## RECORDS SUPPLIED
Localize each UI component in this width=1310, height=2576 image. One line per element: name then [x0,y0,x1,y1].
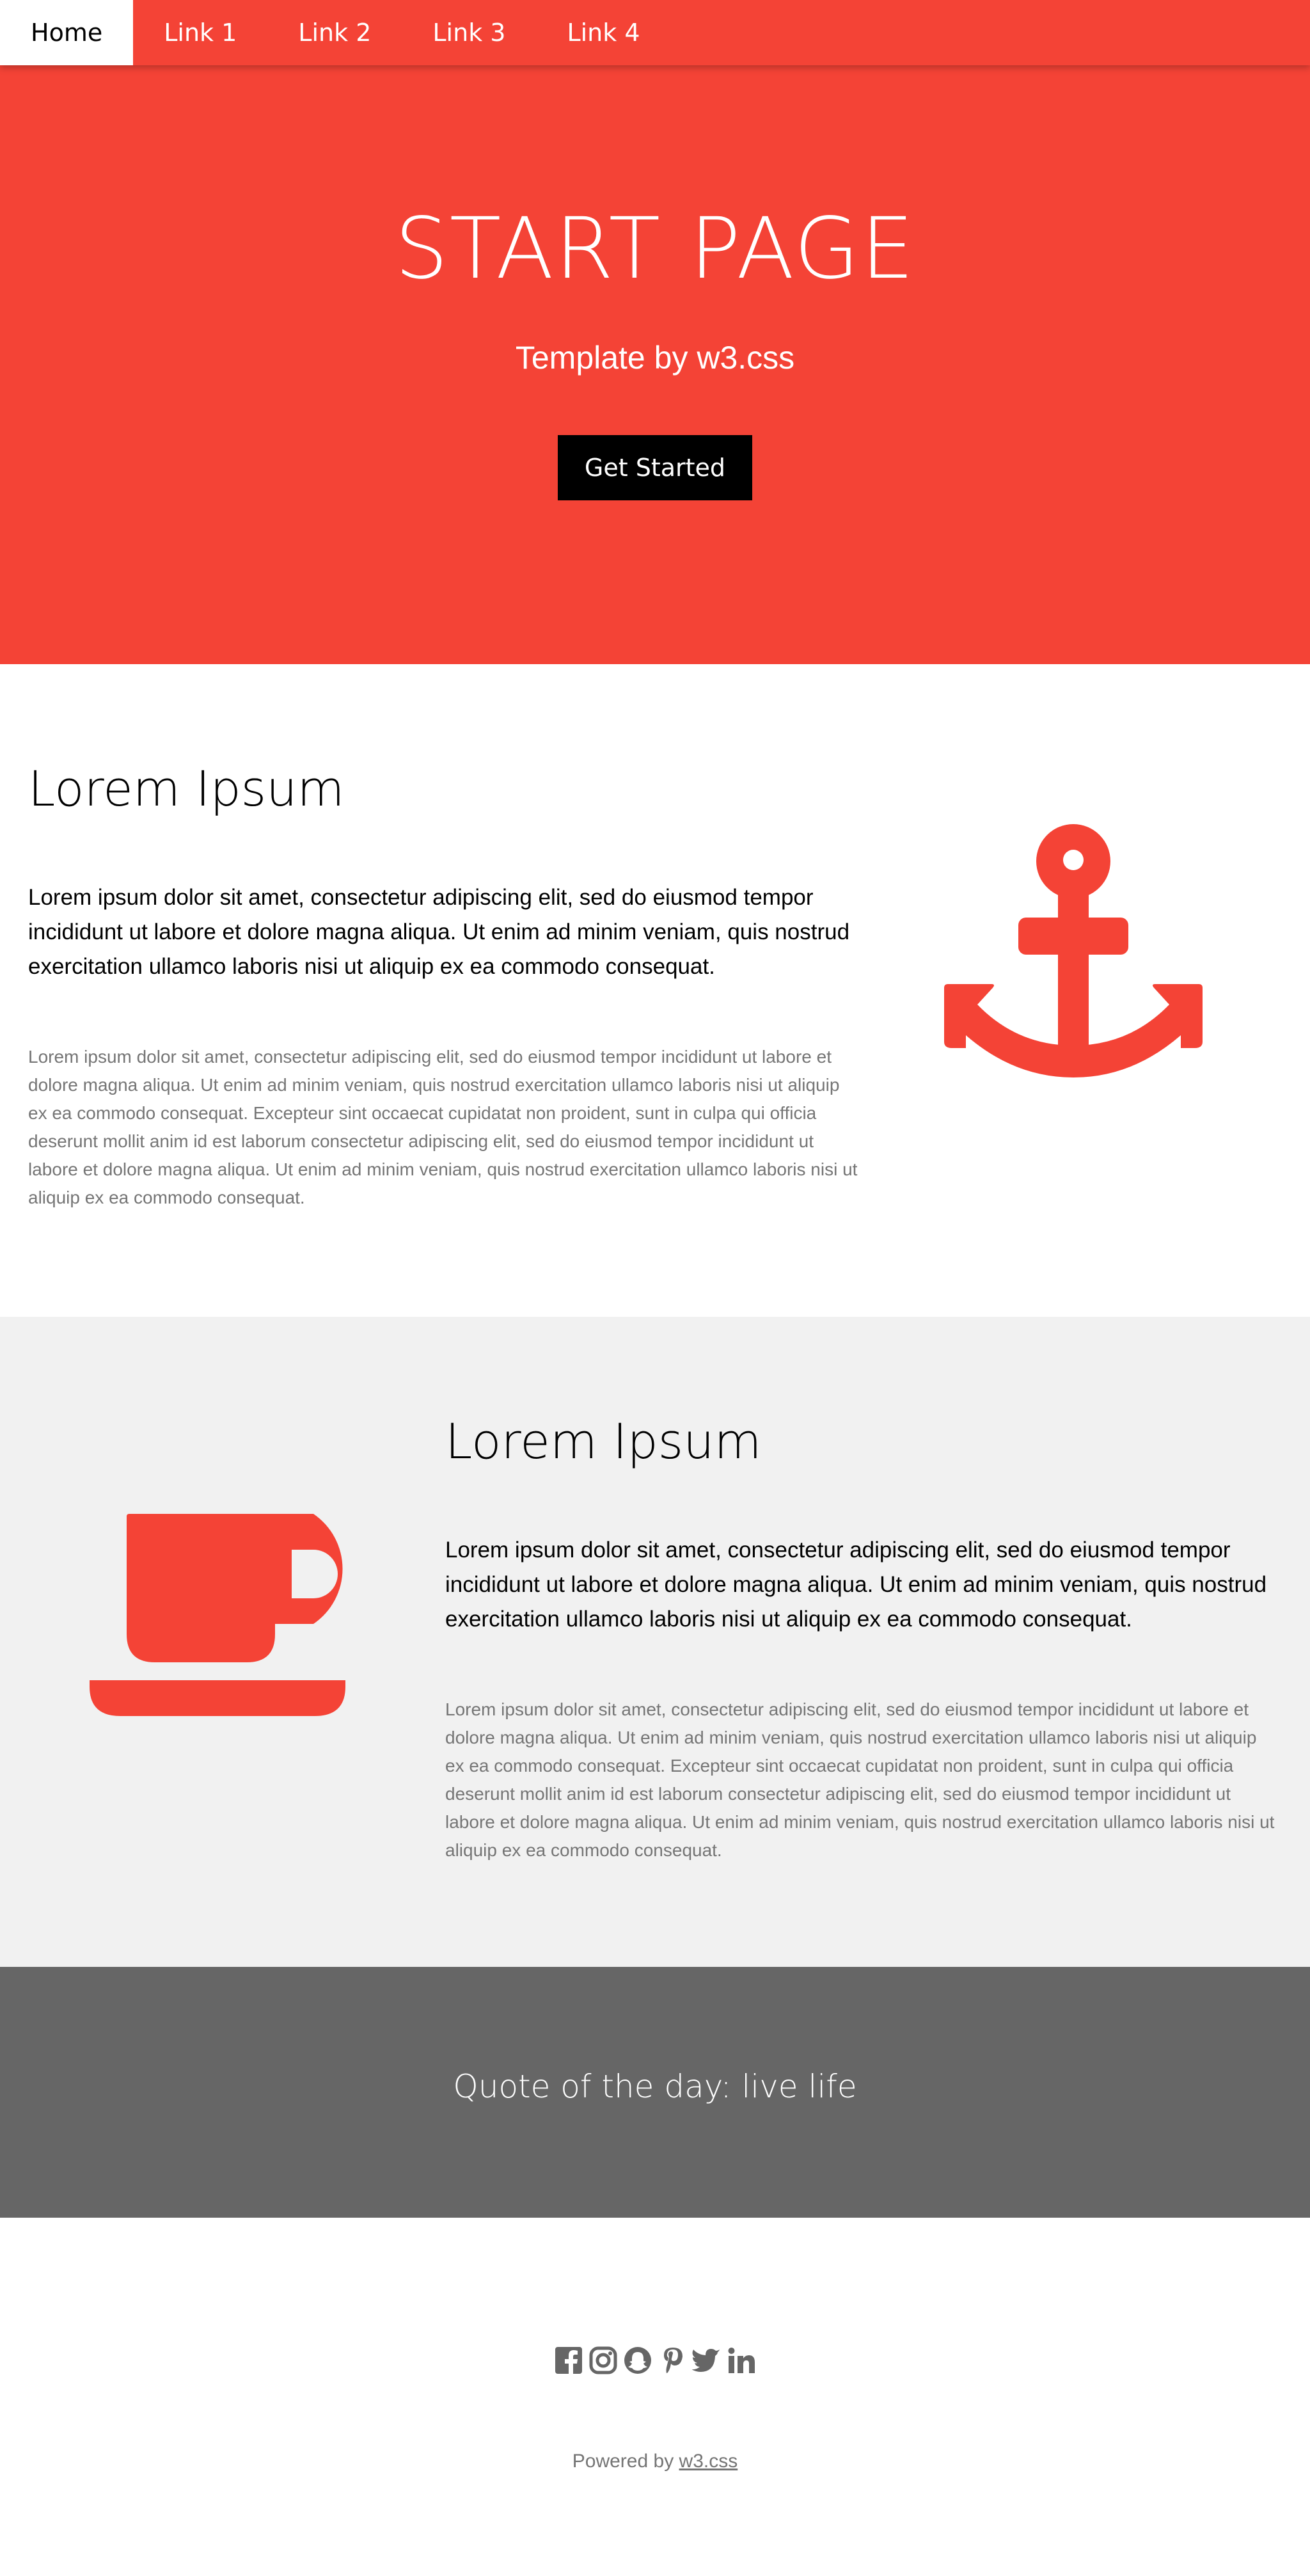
powered-prefix: Powered by [572,2451,679,2472]
facebook-icon[interactable] [554,2346,583,2375]
nav-link-2[interactable]: Link 2 [267,0,402,65]
nav-home[interactable]: Home [0,0,134,65]
twitter-icon[interactable] [692,2346,722,2375]
pinterest-icon[interactable] [658,2346,687,2375]
content-section-2: Lorem Ipsum Lorem ipsum dolor sit amet, … [0,1317,1310,1967]
content-section-1: Lorem Ipsum Lorem ipsum dolor sit amet, … [0,664,1310,1317]
page-title: START PAGE [395,200,915,298]
anchor-icon [944,824,1203,1077]
nav-link-3[interactable]: Link 3 [402,0,536,65]
section1-lead: Lorem ipsum dolor sit amet, consectetur … [28,885,850,979]
quote-banner: Quote of the day: live life [0,1967,1310,2218]
linkedin-icon[interactable] [727,2346,756,2375]
social-links [0,2346,1310,2375]
section2-body: Lorem ipsum dolor sit amet, consectetur … [445,1699,1275,1860]
section2-title: Lorem Ipsum [445,1413,762,1470]
top-navbar: Home Link 1 Link 2 Link 3 Link 4 [0,0,1310,65]
quote-text: Quote of the day: live life [453,2068,857,2105]
w3css-link[interactable]: w3.css [679,2451,738,2472]
nav-link-1[interactable]: Link 1 [133,0,267,65]
hero-header: START PAGE Template by w3.css Get Starte… [0,65,1310,664]
powered-by: Powered by w3.css [0,2451,1310,2472]
snapchat-icon[interactable] [623,2346,652,2375]
nav-link-4[interactable]: Link 4 [536,0,670,65]
section1-title: Lorem Ipsum [28,760,345,817]
hero-subtitle: Template by w3.css [515,340,795,376]
section2-lead: Lorem ipsum dolor sit amet, consectetur … [445,1538,1267,1632]
instagram-icon[interactable] [588,2346,618,2375]
section1-body: Lorem ipsum dolor sit amet, consectetur … [28,1047,858,1207]
coffee-icon [90,1514,345,1716]
footer: Powered by w3.css [0,2218,1310,2576]
get-started-button[interactable]: Get Started [558,435,752,500]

## AIM
Copy this material line for line, without the picture.

## WRITTEN REPLY
Localize each UI component in this width=1310, height=2576 image. One line per element: name then [x0,y0,x1,y1].
powered-prefix: Powered by [572,2451,679,2472]
facebook-icon[interactable] [554,2346,583,2375]
nav-link-2[interactable]: Link 2 [267,0,402,65]
nav-home[interactable]: Home [0,0,134,65]
twitter-icon[interactable] [692,2346,722,2375]
pinterest-icon[interactable] [658,2346,687,2375]
content-section-2: Lorem Ipsum Lorem ipsum dolor sit amet, … [0,1317,1310,1967]
content-section-1: Lorem Ipsum Lorem ipsum dolor sit amet, … [0,664,1310,1317]
page-title: START PAGE [395,200,915,298]
anchor-icon [944,824,1203,1077]
nav-link-3[interactable]: Link 3 [402,0,536,65]
section1-lead: Lorem ipsum dolor sit amet, consectetur … [28,885,850,979]
quote-banner: Quote of the day: live life [0,1967,1310,2218]
linkedin-icon[interactable] [727,2346,756,2375]
social-links [0,2346,1310,2375]
section2-body: Lorem ipsum dolor sit amet, consectetur … [445,1699,1275,1860]
section2-title: Lorem Ipsum [445,1413,762,1470]
top-navbar: Home Link 1 Link 2 Link 3 Link 4 [0,0,1310,65]
quote-text: Quote of the day: live life [453,2068,857,2105]
w3css-link[interactable]: w3.css [679,2451,738,2472]
nav-link-1[interactable]: Link 1 [133,0,267,65]
hero-header: START PAGE Template by w3.css Get Starte… [0,65,1310,664]
powered-by: Powered by w3.css [0,2451,1310,2472]
snapchat-icon[interactable] [623,2346,652,2375]
nav-link-4[interactable]: Link 4 [536,0,670,65]
section1-title: Lorem Ipsum [28,760,345,817]
hero-subtitle: Template by w3.css [515,340,795,376]
section2-lead: Lorem ipsum dolor sit amet, consectetur … [445,1538,1267,1632]
instagram-icon[interactable] [588,2346,618,2375]
section1-body: Lorem ipsum dolor sit amet, consectetur … [28,1047,858,1207]
coffee-icon [90,1514,345,1716]
footer: Powered by w3.css [0,2218,1310,2576]
get-started-button[interactable]: Get Started [558,435,752,500]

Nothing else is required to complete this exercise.